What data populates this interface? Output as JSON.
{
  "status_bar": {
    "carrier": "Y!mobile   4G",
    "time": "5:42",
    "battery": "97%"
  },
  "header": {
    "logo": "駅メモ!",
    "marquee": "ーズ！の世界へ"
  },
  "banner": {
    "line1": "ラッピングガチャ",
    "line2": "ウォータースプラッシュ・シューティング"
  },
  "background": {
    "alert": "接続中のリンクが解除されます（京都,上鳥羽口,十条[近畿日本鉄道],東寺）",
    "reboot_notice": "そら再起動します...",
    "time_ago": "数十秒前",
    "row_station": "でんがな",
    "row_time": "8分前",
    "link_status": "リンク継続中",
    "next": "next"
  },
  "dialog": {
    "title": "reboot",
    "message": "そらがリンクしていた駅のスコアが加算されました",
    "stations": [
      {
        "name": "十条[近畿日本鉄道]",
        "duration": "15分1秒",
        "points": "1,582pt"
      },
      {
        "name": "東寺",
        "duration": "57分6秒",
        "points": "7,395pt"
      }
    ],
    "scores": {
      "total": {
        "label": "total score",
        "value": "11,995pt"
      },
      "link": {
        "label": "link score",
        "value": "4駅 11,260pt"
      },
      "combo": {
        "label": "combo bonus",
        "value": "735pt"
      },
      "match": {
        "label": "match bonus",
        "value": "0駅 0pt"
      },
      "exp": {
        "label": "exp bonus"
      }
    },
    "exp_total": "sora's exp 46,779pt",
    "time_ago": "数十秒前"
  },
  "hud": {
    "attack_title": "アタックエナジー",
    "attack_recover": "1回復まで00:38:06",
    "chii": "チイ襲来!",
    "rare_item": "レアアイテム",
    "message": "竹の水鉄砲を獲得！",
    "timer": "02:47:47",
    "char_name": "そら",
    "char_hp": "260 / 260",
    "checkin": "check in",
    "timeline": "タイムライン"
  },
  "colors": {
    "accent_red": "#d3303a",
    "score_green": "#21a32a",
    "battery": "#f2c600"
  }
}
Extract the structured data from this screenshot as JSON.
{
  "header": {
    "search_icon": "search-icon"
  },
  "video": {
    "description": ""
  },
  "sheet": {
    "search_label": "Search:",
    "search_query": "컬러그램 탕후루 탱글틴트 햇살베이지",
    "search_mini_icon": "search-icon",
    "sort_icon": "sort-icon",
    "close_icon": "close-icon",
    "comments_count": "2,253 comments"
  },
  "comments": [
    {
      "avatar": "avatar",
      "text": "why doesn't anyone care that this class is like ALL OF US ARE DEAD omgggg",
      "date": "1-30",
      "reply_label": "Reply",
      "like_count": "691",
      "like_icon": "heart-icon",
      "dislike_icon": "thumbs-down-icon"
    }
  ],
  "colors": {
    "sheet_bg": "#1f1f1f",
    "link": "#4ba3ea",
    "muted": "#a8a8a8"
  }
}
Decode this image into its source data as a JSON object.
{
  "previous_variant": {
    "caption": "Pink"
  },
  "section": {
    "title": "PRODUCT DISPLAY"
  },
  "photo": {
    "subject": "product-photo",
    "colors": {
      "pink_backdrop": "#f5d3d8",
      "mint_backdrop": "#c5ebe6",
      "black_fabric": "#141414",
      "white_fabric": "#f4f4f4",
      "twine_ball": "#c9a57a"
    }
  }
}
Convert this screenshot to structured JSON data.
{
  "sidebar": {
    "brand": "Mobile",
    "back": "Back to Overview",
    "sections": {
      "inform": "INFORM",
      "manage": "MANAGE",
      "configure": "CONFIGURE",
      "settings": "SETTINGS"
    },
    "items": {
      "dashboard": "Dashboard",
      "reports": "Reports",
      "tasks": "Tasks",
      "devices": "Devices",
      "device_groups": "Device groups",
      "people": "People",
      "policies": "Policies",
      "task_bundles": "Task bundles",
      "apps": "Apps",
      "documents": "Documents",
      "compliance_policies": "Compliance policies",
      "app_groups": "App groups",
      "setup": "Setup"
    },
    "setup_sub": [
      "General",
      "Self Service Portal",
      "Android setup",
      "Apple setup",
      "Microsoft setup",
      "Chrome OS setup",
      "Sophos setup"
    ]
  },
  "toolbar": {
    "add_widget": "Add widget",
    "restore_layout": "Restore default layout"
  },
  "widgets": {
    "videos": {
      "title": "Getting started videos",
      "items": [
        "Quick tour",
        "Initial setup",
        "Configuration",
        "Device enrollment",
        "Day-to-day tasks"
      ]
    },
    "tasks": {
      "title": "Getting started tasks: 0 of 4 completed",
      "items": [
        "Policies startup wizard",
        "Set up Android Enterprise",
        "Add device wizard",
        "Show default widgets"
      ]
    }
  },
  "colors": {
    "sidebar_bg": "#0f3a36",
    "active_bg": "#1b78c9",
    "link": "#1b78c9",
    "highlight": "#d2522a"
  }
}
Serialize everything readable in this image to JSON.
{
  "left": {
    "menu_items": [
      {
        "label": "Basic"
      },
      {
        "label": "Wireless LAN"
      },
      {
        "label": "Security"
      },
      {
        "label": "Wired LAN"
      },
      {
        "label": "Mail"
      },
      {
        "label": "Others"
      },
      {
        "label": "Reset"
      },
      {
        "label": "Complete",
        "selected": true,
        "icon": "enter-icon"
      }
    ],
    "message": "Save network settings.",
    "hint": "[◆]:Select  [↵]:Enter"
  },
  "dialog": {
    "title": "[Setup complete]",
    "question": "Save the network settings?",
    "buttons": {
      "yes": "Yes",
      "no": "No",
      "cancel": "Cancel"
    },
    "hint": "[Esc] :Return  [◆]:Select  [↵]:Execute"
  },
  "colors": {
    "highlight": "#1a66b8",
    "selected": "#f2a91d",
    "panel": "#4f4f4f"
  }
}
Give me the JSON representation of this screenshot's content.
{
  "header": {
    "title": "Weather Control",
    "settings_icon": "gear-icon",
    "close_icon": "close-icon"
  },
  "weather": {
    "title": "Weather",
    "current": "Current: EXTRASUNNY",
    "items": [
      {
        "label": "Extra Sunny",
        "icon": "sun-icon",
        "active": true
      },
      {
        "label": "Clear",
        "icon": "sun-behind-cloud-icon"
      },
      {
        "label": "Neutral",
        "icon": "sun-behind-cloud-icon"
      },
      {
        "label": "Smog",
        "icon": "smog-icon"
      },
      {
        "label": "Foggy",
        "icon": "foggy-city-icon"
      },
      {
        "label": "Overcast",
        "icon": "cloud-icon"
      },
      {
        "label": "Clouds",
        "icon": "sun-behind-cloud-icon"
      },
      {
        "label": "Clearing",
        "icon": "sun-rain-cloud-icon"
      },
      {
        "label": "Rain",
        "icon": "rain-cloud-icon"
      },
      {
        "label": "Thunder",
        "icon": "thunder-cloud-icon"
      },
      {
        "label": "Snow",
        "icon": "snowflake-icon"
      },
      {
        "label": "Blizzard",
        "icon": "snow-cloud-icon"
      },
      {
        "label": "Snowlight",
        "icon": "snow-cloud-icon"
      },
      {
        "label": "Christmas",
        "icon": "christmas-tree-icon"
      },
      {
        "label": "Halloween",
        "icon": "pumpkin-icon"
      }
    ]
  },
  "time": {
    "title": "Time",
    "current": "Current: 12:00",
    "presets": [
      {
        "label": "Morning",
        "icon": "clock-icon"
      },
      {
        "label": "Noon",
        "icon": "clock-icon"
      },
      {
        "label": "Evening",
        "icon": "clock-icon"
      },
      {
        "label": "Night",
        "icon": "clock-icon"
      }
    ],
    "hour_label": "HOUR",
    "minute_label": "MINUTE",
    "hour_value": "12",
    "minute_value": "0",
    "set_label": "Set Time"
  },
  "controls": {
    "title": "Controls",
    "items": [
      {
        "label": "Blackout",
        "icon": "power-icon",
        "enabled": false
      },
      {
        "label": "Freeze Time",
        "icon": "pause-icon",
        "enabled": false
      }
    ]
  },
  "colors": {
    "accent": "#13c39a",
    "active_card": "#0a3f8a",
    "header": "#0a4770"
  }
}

--------------------------------

▶ **The task**: In the records above, locate each line with the word "this". Copy all such lines.

▶ **Exercise result**:
What data populates this interface? Output as JSON.
Extract the structured data from this screenshot as JSON.
      "text": "why doesn't anyone care that this class is like ALL OF US ARE DEAD omgggg",
Decode this image into its source data as a JSON object.
Convert this screenshot to structured JSON data.
Serialize everything readable in this image to JSON.
Give me the JSON representation of this screenshot's content.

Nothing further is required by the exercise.